Work instructions: Find each row that contains the string "annotation" with the same capitalization, and copy those rows.

Element and box listings:
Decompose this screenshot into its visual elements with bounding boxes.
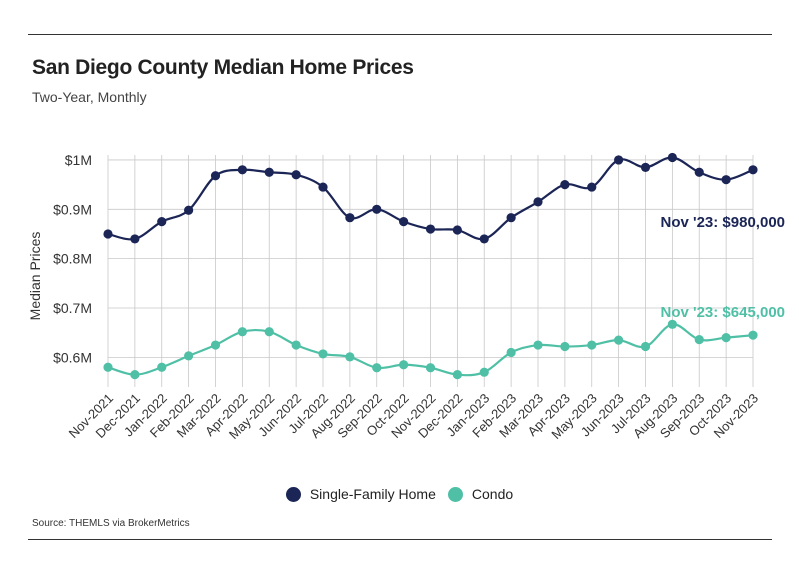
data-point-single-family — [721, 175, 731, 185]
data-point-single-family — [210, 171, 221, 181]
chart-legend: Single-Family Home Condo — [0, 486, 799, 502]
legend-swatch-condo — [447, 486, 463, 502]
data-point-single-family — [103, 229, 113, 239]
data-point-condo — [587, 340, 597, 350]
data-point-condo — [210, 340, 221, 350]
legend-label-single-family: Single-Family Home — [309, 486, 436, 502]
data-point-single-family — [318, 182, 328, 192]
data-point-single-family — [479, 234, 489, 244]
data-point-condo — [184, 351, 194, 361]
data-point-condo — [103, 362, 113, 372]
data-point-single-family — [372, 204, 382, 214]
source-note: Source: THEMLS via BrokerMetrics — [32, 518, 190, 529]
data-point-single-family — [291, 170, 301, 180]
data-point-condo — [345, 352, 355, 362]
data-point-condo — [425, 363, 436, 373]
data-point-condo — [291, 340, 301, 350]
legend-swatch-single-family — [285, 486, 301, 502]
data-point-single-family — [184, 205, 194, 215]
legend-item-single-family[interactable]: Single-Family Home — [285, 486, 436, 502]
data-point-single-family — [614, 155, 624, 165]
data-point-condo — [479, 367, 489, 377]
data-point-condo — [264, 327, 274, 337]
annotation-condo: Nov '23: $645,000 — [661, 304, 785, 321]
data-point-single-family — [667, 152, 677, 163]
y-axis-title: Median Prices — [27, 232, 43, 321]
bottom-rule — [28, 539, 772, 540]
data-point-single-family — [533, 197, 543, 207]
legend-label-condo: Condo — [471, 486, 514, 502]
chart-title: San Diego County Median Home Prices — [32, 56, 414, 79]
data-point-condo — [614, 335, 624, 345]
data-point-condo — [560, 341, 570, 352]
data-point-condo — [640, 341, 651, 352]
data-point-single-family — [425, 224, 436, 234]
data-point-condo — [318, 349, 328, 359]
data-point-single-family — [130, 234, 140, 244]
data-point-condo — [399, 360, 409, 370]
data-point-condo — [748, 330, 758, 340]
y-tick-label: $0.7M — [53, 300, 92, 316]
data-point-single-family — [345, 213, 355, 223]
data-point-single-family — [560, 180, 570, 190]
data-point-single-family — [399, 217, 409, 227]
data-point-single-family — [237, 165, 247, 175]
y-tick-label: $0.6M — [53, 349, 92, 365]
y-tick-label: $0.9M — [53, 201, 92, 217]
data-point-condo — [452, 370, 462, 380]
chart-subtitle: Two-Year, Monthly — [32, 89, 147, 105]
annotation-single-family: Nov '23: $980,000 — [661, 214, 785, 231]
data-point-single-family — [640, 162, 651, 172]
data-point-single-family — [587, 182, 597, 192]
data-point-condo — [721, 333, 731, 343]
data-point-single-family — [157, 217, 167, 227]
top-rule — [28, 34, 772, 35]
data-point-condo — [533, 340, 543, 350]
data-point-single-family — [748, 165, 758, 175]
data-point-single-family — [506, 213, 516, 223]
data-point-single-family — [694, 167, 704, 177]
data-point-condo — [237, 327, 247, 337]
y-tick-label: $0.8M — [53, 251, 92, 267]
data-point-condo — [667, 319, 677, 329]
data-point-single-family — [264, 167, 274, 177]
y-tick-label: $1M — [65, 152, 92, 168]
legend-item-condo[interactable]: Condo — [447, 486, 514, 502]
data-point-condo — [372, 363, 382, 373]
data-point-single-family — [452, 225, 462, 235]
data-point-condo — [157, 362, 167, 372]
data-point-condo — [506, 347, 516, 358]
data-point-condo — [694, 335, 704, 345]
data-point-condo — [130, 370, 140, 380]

The solution:
annotation-condo: Nov '23: $645,000 — [661, 304, 785, 321]
annotation-single-family: Nov '23: $980,000 — [661, 214, 785, 231]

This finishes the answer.